AIM OF THE EXERCISE: Pictures do not belong in the copy; restate the records below word for word.

Data excerpts
──────

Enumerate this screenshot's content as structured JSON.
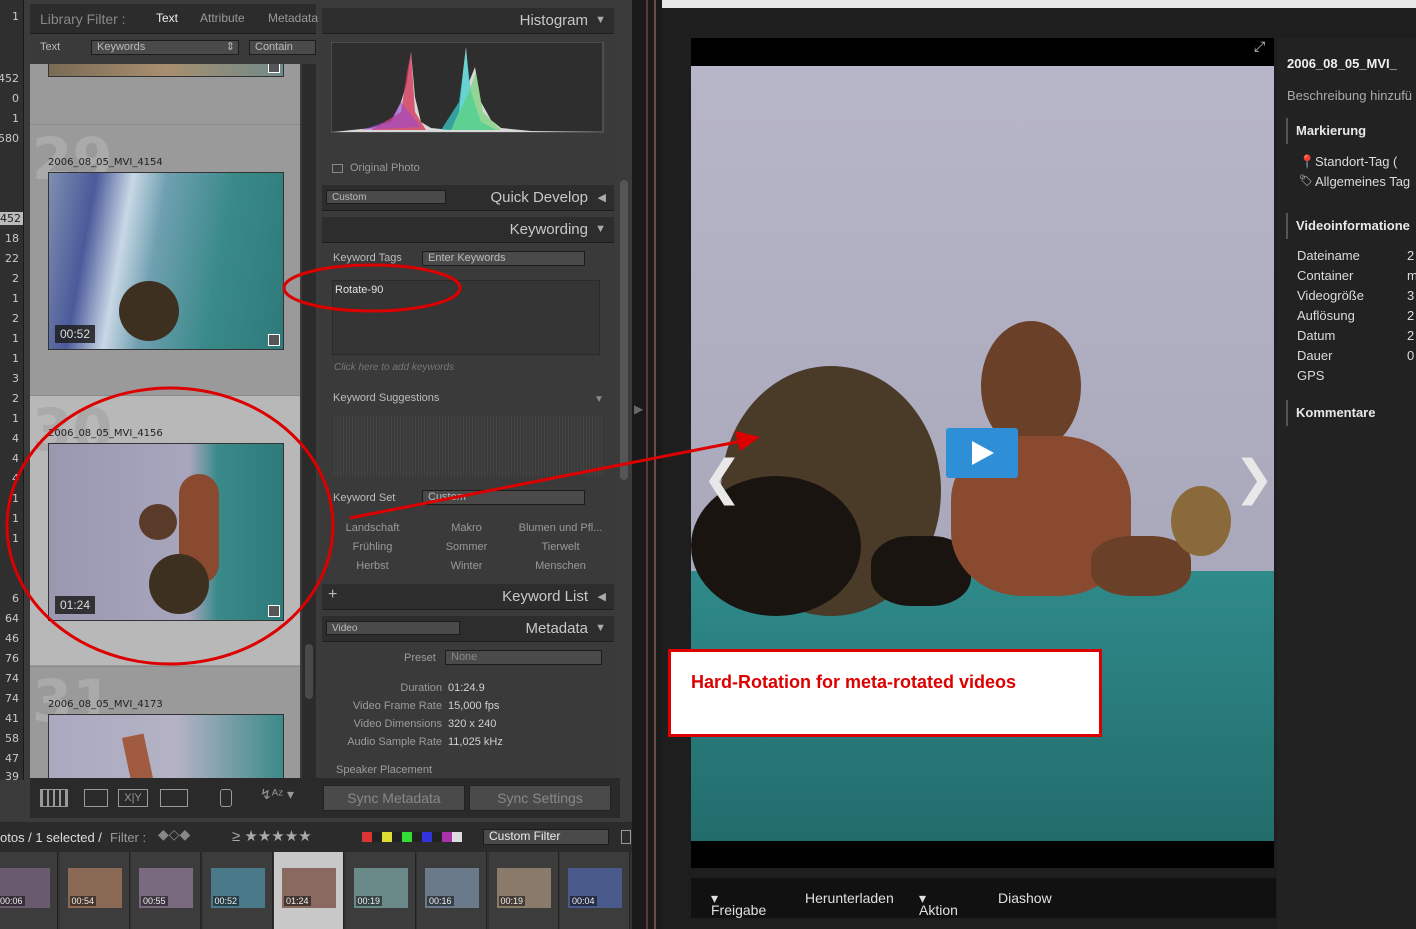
{
  "library_filter": {
    "title": "Library Filter :",
    "tabs": [
      "Text",
      "Attribute",
      "Metadata"
    ],
    "row": {
      "label": "Text",
      "field": "Keywords",
      "rule": "Contain"
    }
  },
  "left_numbers": [
    "1",
    "452",
    "0",
    "1",
    "580",
    "452",
    "18",
    "22",
    "2",
    "1",
    "2",
    "1",
    "1",
    "3",
    "2",
    "1",
    "4",
    "4",
    "4",
    "1",
    "1",
    "1",
    "6",
    "64",
    "46",
    "76",
    "74",
    "74",
    "41",
    "58",
    "47",
    "39"
  ],
  "grid_cells": [
    {
      "num": "29",
      "name": "2006_08_05_MVI_4154",
      "duration": "00:52"
    },
    {
      "num": "30",
      "name": "2006_08_05_MVI_4156",
      "duration": "01:24"
    },
    {
      "num": "31",
      "name": "2006_08_05_MVI_4173",
      "duration": ""
    }
  ],
  "panels": {
    "histogram": "Histogram",
    "original_photo": "Original Photo",
    "quick_develop": "Quick Develop",
    "quick_develop_preset": "Custom",
    "keywording": "Keywording",
    "keyword_tags_label": "Keyword Tags",
    "keyword_tags_select": "Enter Keywords",
    "keyword_value": "Rotate-90",
    "keyword_placeholder": "Click here to add keywords",
    "keyword_suggestions": "Keyword Suggestions",
    "keyword_set_label": "Keyword Set",
    "keyword_set_value": "Custom",
    "keyword_set_items": [
      "Landschaft",
      "Makro",
      "Blumen und Pfl...",
      "Frühling",
      "Sommer",
      "Tierwelt",
      "Herbst",
      "Winter",
      "Menschen"
    ],
    "keyword_list": "Keyword List",
    "metadata": "Metadata",
    "metadata_preset_select": "Video",
    "preset_label": "Preset",
    "preset_value": "None",
    "meta_rows": [
      {
        "k": "Duration",
        "v": "01:24.9"
      },
      {
        "k": "Video Frame Rate",
        "v": "15,000 fps"
      },
      {
        "k": "Video Dimensions",
        "v": "320 x 240"
      },
      {
        "k": "Audio Sample Rate",
        "v": "11,025 kHz"
      }
    ],
    "speaker_placement": "Speaker Placement"
  },
  "toolbar": {
    "sync_metadata": "Sync Metadata",
    "sync_settings": "Sync Settings"
  },
  "filmbar": {
    "status": "otos / 1 selected /",
    "filter_label": "Filter :",
    "custom_filter": "Custom Filter"
  },
  "filmstrip": [
    "00:06",
    "00:54",
    "00:55",
    "00:52",
    "01:24",
    "00:19",
    "00:16",
    "00:19",
    "00:04"
  ],
  "web": {
    "title": "2006_08_05_MVI_",
    "description": "Beschreibung hinzufü",
    "section_markierung": "Markierung",
    "tag_location": "Standort-Tag (",
    "tag_general": "Allgemeines Tag",
    "section_video": "Videoinformatione",
    "info_rows": [
      {
        "k": "Dateiname",
        "v": "2"
      },
      {
        "k": "Container",
        "v": "m"
      },
      {
        "k": "Videogröße",
        "v": "3"
      },
      {
        "k": "Auflösung",
        "v": "2"
      },
      {
        "k": "Datum",
        "v": "2"
      },
      {
        "k": "Dauer",
        "v": "0"
      },
      {
        "k": "GPS",
        "v": ""
      }
    ],
    "section_comments": "Kommentare",
    "actions": [
      "Freigabe",
      "Herunterladen",
      "Aktion",
      "Diashow"
    ],
    "prev_glyph": "❮",
    "next_glyph": "❯"
  },
  "annotation": "Hard-Rotation for meta-rotated videos",
  "colors": {
    "annotation_red": "#dd0000",
    "play_blue": "#2f8fd6"
  }
}
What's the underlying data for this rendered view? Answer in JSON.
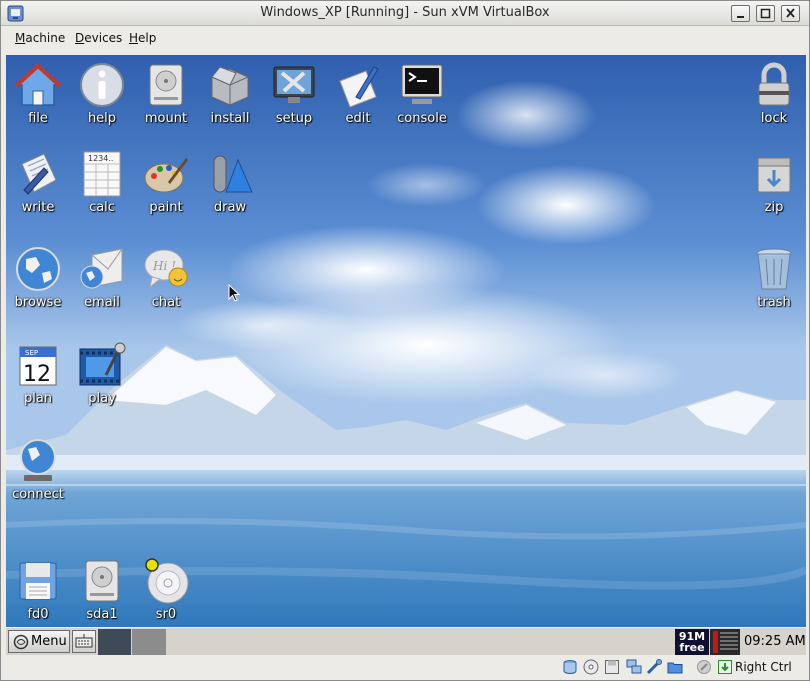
{
  "window": {
    "title": "Windows_XP [Running] - Sun xVM VirtualBox"
  },
  "menubar": {
    "items": [
      {
        "key": "M",
        "rest": "achine"
      },
      {
        "key": "D",
        "rest": "evices"
      },
      {
        "key": "H",
        "rest": "elp"
      }
    ]
  },
  "desktop": {
    "icons": {
      "file": "file",
      "help": "help",
      "mount": "mount",
      "install": "install",
      "setup": "setup",
      "edit": "edit",
      "console": "console",
      "lock": "lock",
      "write": "write",
      "calc": "calc",
      "paint": "paint",
      "draw": "draw",
      "zip": "zip",
      "browse": "browse",
      "email": "email",
      "chat": "chat",
      "trash": "trash",
      "plan": "plan",
      "play": "play",
      "connect": "connect",
      "fd0": "fd0",
      "sda1": "sda1",
      "sr0": "sr0"
    },
    "calendar": {
      "month": "SEP",
      "day": "12"
    },
    "calc_display": "1234..",
    "chat_text": "Hi !"
  },
  "taskbar": {
    "menu_label": "Menu",
    "memory_line1": "91M",
    "memory_line2": "free",
    "clock": "09:25 AM"
  },
  "statusbar": {
    "host_key": "Right Ctrl"
  },
  "colors": {
    "sky": "#4e7fc6",
    "water": "#3c7fbf",
    "taskbar": "#d6d3cc"
  }
}
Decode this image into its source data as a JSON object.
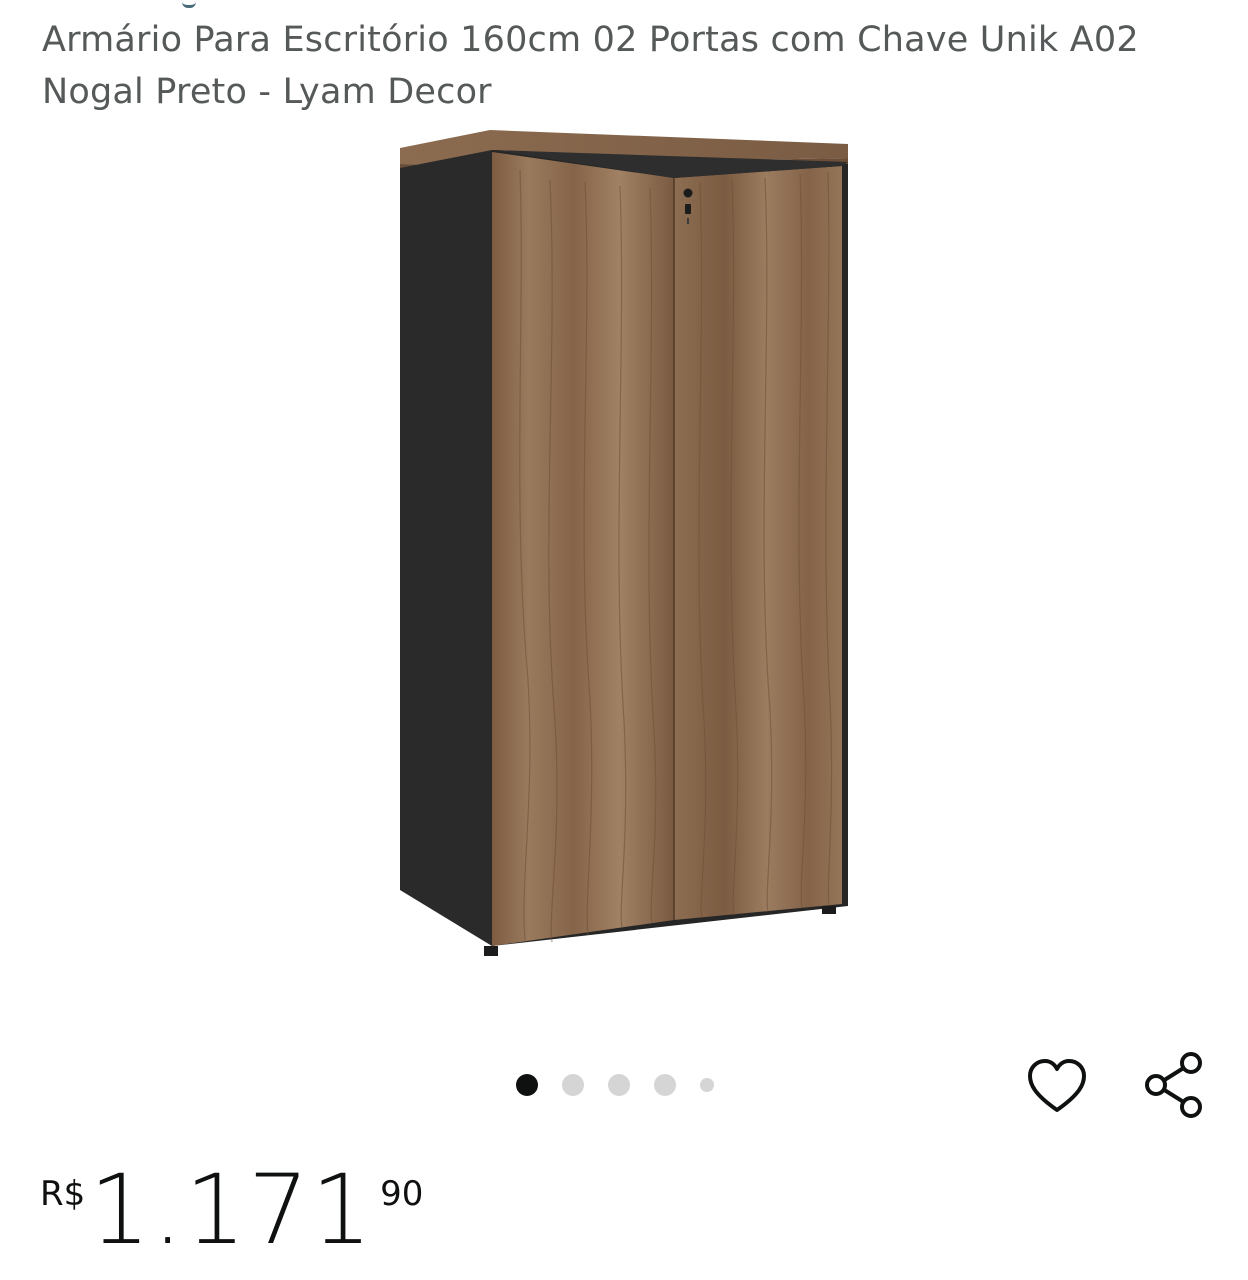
{
  "product": {
    "title": "Armário Para Escritório 160cm 02 Portas com Chave Unik A02 Nogal Preto - Lyam Decor",
    "image_icon": "wooden-two-door-cabinet-image"
  },
  "carousel": {
    "dot_count": 5,
    "active_index": 0
  },
  "actions": {
    "favorite_icon": "heart-icon",
    "share_icon": "share-icon"
  },
  "price": {
    "currency": "R$",
    "whole": "1.171",
    "cents": "90"
  },
  "colors": {
    "wood": "#8a6a4e",
    "cabinet_body": "#2b2b2b",
    "active_dot": "#0f1111",
    "inactive_dot": "#d5d5d5"
  }
}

──────

RESULT BELOW:
Enumerate this screenshot's content as structured JSON.
{
  "library_filter": {
    "title": "Library Filter :",
    "tabs": [
      "Text",
      "Attribute",
      "Metadata"
    ],
    "row": {
      "label": "Text",
      "field": "Keywords",
      "rule": "Contain"
    }
  },
  "left_numbers": [
    "1",
    "452",
    "0",
    "1",
    "580",
    "452",
    "18",
    "22",
    "2",
    "1",
    "2",
    "1",
    "1",
    "3",
    "2",
    "1",
    "4",
    "4",
    "4",
    "1",
    "1",
    "1",
    "6",
    "64",
    "46",
    "76",
    "74",
    "74",
    "41",
    "58",
    "47",
    "39"
  ],
  "grid_cells": [
    {
      "num": "29",
      "name": "2006_08_05_MVI_4154",
      "duration": "00:52"
    },
    {
      "num": "30",
      "name": "2006_08_05_MVI_4156",
      "duration": "01:24"
    },
    {
      "num": "31",
      "name": "2006_08_05_MVI_4173",
      "duration": ""
    }
  ],
  "panels": {
    "histogram": "Histogram",
    "original_photo": "Original Photo",
    "quick_develop": "Quick Develop",
    "quick_develop_preset": "Custom",
    "keywording": "Keywording",
    "keyword_tags_label": "Keyword Tags",
    "keyword_tags_select": "Enter Keywords",
    "keyword_value": "Rotate-90",
    "keyword_placeholder": "Click here to add keywords",
    "keyword_suggestions": "Keyword Suggestions",
    "keyword_set_label": "Keyword Set",
    "keyword_set_value": "Custom",
    "keyword_set_items": [
      "Landschaft",
      "Makro",
      "Blumen und Pfl...",
      "Frühling",
      "Sommer",
      "Tierwelt",
      "Herbst",
      "Winter",
      "Menschen"
    ],
    "keyword_list": "Keyword List",
    "metadata": "Metadata",
    "metadata_preset_select": "Video",
    "preset_label": "Preset",
    "preset_value": "None",
    "meta_rows": [
      {
        "k": "Duration",
        "v": "01:24.9"
      },
      {
        "k": "Video Frame Rate",
        "v": "15,000 fps"
      },
      {
        "k": "Video Dimensions",
        "v": "320 x 240"
      },
      {
        "k": "Audio Sample Rate",
        "v": "11,025 kHz"
      }
    ],
    "speaker_placement": "Speaker Placement"
  },
  "toolbar": {
    "sync_metadata": "Sync Metadata",
    "sync_settings": "Sync Settings"
  },
  "filmbar": {
    "status": "otos / 1 selected /",
    "filter_label": "Filter :",
    "custom_filter": "Custom Filter"
  },
  "filmstrip": [
    "00:06",
    "00:54",
    "00:55",
    "00:52",
    "01:24",
    "00:19",
    "00:16",
    "00:19",
    "00:04"
  ],
  "web": {
    "title": "2006_08_05_MVI_",
    "description": "Beschreibung hinzufü",
    "section_markierung": "Markierung",
    "tag_location": "Standort-Tag (",
    "tag_general": "Allgemeines Tag",
    "section_video": "Videoinformatione",
    "info_rows": [
      {
        "k": "Dateiname",
        "v": "2"
      },
      {
        "k": "Container",
        "v": "m"
      },
      {
        "k": "Videogröße",
        "v": "3"
      },
      {
        "k": "Auflösung",
        "v": "2"
      },
      {
        "k": "Datum",
        "v": "2"
      },
      {
        "k": "Dauer",
        "v": "0"
      },
      {
        "k": "GPS",
        "v": ""
      }
    ],
    "section_comments": "Kommentare",
    "actions": [
      "Freigabe",
      "Herunterladen",
      "Aktion",
      "Diashow"
    ],
    "prev_glyph": "❮",
    "next_glyph": "❯"
  },
  "annotation": "Hard-Rotation for meta-rotated videos",
  "colors": {
    "annotation_red": "#dd0000",
    "play_blue": "#2f8fd6"
  }
}
What's the underlying data for this rendered view? Answer in JSON.
{
  "window": {
    "title": "Windows_XP [Running] - Sun xVM VirtualBox"
  },
  "menubar": {
    "items": [
      {
        "key": "M",
        "rest": "achine"
      },
      {
        "key": "D",
        "rest": "evices"
      },
      {
        "key": "H",
        "rest": "elp"
      }
    ]
  },
  "desktop": {
    "icons": {
      "file": "file",
      "help": "help",
      "mount": "mount",
      "install": "install",
      "setup": "setup",
      "edit": "edit",
      "console": "console",
      "lock": "lock",
      "write": "write",
      "calc": "calc",
      "paint": "paint",
      "draw": "draw",
      "zip": "zip",
      "browse": "browse",
      "email": "email",
      "chat": "chat",
      "trash": "trash",
      "plan": "plan",
      "play": "play",
      "connect": "connect",
      "fd0": "fd0",
      "sda1": "sda1",
      "sr0": "sr0"
    },
    "calendar": {
      "month": "SEP",
      "day": "12"
    },
    "calc_display": "1234..",
    "chat_text": "Hi !"
  },
  "taskbar": {
    "menu_label": "Menu",
    "memory_line1": "91M",
    "memory_line2": "free",
    "clock": "09:25 AM"
  },
  "statusbar": {
    "host_key": "Right Ctrl"
  },
  "colors": {
    "sky": "#4e7fc6",
    "water": "#3c7fbf",
    "taskbar": "#d6d3cc"
  }
}
Decode this image into its source data as a JSON object.
{
  "product": {
    "title": "Armário Para Escritório 160cm 02 Portas com Chave Unik A02 Nogal Preto - Lyam Decor",
    "image_icon": "wooden-two-door-cabinet-image"
  },
  "carousel": {
    "dot_count": 5,
    "active_index": 0
  },
  "actions": {
    "favorite_icon": "heart-icon",
    "share_icon": "share-icon"
  },
  "price": {
    "currency": "R$",
    "whole": "1.171",
    "cents": "90"
  },
  "colors": {
    "wood": "#8a6a4e",
    "cabinet_body": "#2b2b2b",
    "active_dot": "#0f1111",
    "inactive_dot": "#d5d5d5"
  }
}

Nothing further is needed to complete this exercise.